━━ Supplied records

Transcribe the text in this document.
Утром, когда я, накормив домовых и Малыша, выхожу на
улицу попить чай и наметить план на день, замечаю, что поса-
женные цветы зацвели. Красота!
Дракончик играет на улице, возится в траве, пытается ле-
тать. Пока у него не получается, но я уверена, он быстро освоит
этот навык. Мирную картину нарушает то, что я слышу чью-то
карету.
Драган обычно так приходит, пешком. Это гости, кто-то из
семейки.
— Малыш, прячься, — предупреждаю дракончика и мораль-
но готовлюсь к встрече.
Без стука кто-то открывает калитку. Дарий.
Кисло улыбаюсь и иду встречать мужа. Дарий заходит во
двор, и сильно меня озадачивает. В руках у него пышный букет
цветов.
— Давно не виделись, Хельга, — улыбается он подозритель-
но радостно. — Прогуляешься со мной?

━━━━

▸ **What is needed**:
Retype the listing. Match it exactly.

▸ **Reply to the exercise**:
Transcribe the text in this document.
Утром, когда я, накормив домовых и Малыша, выхожу на
улицу попить чай и наметить план на день, замечаю, что поса-
женные цветы зацвели. Красота!
Дракончик играет на улице, возится в траве, пытается ле-
тать. Пока у него не получается, но я уверена, он быстро освоит
этот навык. Мирную картину нарушает то, что я слышу чью-то
карету.
Драган обычно так приходит, пешком. Это гости, кто-то из
семейки.
— Малыш, прячься, — предупреждаю дракончика и мораль-
но готовлюсь к встрече.
Без стука кто-то открывает калитку. Дарий.
Кисло улыбаюсь и иду встречать мужа. Дарий заходит во
двор, и сильно меня озадачивает. В руках у него пышный букет
цветов.
— Давно не виделись, Хельга, — улыбается он подозритель-
но радостно. — Прогуляешься со мной?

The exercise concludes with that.